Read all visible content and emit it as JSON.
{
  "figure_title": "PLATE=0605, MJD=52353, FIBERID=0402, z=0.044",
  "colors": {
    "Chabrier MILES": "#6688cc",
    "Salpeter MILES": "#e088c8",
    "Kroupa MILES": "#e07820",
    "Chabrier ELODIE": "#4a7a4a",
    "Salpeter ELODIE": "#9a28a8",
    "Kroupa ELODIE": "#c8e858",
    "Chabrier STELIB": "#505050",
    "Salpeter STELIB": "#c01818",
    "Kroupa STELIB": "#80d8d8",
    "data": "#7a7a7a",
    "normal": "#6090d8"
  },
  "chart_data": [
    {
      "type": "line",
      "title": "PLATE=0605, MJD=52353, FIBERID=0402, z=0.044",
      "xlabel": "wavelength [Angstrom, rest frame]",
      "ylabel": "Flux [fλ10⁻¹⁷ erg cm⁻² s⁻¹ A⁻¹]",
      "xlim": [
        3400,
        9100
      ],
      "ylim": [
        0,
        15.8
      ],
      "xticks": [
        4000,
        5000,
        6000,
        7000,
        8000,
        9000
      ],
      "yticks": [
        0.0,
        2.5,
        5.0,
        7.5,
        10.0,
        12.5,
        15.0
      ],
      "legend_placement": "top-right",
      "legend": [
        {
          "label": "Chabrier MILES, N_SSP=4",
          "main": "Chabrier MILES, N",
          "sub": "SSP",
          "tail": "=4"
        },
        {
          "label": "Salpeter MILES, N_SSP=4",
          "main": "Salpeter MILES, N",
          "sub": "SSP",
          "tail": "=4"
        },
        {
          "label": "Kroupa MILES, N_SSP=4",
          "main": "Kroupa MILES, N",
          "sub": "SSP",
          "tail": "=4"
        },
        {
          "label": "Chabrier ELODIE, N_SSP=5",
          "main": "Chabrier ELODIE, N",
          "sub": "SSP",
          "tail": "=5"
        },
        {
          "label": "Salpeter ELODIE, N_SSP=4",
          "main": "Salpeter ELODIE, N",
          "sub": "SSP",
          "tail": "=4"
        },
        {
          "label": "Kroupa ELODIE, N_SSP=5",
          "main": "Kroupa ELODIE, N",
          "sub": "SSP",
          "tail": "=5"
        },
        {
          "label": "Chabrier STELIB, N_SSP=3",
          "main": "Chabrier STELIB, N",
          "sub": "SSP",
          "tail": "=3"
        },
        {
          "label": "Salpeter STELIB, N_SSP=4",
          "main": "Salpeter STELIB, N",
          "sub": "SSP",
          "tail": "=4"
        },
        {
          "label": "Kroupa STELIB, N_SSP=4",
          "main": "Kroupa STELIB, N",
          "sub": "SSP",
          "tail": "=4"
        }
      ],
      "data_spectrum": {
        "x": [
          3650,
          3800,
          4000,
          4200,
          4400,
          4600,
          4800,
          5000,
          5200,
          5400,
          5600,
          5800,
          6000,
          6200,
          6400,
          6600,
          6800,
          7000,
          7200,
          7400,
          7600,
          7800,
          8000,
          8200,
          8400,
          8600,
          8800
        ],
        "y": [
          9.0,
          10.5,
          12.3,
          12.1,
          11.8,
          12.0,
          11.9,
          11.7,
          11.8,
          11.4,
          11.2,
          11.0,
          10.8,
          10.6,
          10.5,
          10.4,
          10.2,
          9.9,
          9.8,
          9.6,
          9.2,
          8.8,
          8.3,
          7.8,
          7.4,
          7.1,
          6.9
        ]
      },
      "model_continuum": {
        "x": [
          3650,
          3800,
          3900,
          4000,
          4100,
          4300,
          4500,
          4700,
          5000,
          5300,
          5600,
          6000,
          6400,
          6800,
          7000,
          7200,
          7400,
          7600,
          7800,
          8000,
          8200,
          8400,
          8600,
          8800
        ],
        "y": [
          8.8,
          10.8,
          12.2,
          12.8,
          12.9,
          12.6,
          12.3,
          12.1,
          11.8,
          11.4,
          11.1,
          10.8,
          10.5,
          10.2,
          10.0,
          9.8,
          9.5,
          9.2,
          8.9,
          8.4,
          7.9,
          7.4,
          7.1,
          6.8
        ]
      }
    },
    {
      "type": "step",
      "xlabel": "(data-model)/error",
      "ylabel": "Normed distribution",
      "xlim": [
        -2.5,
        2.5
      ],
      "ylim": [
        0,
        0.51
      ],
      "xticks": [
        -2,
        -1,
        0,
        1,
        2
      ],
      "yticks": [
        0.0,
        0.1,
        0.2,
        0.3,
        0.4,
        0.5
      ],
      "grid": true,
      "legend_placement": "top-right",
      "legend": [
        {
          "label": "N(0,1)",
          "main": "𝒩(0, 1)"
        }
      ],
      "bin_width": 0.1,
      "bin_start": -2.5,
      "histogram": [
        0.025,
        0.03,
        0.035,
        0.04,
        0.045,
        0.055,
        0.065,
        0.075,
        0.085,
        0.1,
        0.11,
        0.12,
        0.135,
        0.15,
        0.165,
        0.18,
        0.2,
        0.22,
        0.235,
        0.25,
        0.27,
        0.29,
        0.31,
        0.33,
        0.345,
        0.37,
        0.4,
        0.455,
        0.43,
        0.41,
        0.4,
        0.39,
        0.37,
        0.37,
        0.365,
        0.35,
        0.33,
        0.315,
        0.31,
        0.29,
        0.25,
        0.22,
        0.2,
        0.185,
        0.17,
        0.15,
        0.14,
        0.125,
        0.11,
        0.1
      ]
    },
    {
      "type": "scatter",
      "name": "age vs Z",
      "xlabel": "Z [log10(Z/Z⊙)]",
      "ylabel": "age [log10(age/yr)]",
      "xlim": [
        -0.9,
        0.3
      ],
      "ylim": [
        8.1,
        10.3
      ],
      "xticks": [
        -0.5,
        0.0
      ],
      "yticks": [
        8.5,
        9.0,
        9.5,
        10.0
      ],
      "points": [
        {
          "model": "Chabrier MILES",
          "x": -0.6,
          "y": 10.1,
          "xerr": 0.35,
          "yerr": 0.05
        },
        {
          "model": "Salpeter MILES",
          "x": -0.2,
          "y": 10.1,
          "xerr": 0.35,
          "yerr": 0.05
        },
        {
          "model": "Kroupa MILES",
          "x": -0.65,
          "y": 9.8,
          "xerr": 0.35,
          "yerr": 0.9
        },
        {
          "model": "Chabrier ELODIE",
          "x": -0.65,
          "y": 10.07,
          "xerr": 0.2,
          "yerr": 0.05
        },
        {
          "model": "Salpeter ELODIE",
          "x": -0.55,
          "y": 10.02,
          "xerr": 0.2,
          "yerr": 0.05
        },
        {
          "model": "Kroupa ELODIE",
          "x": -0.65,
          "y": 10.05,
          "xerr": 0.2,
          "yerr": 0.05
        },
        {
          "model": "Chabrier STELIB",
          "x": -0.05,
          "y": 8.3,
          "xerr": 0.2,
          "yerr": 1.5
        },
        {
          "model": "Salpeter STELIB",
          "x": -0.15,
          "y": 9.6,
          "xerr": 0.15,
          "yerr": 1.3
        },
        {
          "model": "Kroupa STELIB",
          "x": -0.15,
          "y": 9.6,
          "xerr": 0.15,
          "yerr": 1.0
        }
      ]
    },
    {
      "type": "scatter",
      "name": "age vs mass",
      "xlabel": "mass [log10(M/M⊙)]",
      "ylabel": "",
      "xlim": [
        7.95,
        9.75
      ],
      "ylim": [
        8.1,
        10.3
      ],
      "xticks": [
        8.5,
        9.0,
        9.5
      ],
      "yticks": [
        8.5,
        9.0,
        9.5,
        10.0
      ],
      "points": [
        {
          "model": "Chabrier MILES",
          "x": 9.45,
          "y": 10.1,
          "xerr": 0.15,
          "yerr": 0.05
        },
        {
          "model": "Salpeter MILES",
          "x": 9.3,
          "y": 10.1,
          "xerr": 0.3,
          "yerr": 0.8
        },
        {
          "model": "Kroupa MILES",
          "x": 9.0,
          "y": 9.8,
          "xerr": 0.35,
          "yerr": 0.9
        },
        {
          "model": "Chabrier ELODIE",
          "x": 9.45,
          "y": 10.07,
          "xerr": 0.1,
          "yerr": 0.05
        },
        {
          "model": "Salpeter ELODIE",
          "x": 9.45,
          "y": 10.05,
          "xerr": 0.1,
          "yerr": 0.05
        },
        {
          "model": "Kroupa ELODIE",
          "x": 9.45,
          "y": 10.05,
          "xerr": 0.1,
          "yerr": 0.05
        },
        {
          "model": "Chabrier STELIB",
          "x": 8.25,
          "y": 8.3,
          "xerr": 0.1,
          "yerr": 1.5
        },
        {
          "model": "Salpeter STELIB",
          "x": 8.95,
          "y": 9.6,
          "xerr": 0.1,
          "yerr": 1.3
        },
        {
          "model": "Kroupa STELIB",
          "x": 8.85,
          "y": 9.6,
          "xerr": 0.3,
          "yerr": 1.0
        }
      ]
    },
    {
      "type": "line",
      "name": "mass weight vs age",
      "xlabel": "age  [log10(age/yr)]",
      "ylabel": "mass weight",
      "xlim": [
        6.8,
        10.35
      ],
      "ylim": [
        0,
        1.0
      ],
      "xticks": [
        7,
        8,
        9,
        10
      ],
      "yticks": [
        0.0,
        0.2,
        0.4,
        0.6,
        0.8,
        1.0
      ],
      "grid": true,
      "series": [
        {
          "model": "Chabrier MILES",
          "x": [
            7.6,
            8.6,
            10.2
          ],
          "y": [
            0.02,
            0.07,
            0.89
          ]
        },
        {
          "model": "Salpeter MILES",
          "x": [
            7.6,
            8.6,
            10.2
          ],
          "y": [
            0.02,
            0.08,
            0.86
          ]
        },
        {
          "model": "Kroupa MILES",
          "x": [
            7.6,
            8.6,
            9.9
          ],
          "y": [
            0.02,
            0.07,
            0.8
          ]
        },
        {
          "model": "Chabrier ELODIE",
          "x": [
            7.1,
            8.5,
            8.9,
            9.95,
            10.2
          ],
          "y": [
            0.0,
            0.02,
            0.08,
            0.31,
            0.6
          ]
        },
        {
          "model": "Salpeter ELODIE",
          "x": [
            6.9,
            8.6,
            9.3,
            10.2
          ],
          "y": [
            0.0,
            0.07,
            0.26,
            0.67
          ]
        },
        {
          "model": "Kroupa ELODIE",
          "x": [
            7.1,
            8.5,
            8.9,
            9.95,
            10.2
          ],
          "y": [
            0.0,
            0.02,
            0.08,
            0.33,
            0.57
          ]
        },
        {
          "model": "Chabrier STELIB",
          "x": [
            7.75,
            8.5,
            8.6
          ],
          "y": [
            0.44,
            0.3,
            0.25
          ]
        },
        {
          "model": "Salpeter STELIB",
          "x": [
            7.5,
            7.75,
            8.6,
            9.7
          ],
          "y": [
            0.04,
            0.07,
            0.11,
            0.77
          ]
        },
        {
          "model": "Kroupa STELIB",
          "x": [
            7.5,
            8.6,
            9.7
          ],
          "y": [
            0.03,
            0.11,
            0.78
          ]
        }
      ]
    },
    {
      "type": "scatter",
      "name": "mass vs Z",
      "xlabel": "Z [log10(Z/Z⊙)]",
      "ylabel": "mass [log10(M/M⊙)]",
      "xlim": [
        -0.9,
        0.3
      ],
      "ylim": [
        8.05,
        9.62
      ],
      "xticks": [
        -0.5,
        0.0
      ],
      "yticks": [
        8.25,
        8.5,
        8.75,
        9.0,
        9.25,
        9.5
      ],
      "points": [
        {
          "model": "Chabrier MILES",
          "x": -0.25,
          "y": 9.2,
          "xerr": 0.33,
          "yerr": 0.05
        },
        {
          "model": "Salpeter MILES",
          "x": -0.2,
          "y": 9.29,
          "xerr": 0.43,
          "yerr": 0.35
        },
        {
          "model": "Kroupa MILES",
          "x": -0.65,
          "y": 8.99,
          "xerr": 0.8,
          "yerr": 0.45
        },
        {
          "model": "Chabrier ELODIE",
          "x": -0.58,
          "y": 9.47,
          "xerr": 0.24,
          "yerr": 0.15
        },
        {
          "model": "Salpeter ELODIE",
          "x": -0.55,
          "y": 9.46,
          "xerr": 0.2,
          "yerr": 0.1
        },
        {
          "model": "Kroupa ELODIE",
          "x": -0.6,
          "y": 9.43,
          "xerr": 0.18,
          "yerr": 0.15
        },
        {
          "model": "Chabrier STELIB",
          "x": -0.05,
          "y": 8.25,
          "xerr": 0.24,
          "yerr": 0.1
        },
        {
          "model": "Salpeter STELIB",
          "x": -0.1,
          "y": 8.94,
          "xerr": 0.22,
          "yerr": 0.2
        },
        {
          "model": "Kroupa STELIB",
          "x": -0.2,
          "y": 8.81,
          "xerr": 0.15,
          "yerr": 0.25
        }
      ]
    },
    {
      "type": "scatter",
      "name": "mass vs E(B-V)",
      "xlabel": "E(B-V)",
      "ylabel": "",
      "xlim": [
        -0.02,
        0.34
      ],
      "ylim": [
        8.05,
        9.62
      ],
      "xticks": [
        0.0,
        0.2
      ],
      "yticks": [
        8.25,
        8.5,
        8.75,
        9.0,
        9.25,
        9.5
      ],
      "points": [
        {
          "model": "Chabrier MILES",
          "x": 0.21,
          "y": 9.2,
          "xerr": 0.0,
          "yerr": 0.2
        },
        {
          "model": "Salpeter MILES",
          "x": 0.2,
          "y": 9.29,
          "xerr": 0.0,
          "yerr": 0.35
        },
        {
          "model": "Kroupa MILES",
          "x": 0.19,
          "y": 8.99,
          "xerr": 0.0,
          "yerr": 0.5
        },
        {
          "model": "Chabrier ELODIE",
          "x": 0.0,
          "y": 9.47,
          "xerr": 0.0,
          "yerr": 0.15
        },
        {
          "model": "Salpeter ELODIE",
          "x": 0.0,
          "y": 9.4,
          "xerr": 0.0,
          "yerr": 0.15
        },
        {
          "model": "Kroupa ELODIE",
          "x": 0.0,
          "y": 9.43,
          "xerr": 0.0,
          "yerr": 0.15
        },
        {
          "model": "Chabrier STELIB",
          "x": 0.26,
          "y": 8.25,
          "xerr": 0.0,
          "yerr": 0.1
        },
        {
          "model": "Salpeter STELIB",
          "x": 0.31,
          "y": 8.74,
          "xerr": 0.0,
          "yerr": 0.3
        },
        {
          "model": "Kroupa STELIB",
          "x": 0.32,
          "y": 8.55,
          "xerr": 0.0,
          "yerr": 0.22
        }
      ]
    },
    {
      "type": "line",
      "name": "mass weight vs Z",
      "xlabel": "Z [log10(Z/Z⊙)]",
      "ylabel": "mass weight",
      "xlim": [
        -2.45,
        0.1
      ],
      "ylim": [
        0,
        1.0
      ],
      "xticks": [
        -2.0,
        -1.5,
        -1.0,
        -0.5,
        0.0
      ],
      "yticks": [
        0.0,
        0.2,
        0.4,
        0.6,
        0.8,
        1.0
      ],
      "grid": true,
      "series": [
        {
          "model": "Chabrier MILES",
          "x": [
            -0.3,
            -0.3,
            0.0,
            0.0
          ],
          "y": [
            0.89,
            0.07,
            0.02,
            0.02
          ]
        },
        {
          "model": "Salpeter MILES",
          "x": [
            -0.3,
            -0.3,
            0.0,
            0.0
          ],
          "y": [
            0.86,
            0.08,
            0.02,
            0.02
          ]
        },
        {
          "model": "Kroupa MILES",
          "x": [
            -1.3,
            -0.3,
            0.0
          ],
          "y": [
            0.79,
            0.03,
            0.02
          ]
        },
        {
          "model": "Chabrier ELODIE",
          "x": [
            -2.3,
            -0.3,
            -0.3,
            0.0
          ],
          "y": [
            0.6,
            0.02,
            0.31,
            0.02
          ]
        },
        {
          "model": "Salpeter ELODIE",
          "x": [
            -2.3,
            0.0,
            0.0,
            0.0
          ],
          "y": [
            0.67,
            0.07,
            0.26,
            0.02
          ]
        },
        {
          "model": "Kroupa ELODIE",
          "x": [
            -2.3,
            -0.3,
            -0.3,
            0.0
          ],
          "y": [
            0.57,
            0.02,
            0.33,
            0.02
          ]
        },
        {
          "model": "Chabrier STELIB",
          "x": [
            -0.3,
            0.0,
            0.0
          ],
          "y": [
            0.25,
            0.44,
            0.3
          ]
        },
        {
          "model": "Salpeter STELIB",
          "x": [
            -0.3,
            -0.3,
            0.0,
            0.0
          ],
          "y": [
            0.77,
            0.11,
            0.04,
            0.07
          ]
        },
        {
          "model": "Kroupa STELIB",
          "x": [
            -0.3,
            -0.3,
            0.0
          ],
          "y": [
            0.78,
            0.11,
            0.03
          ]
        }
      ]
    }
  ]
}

:::::

Task brief: Going through the entries above line by line, work out how many lines include the word "weight". Only the number is required.

Solution: 4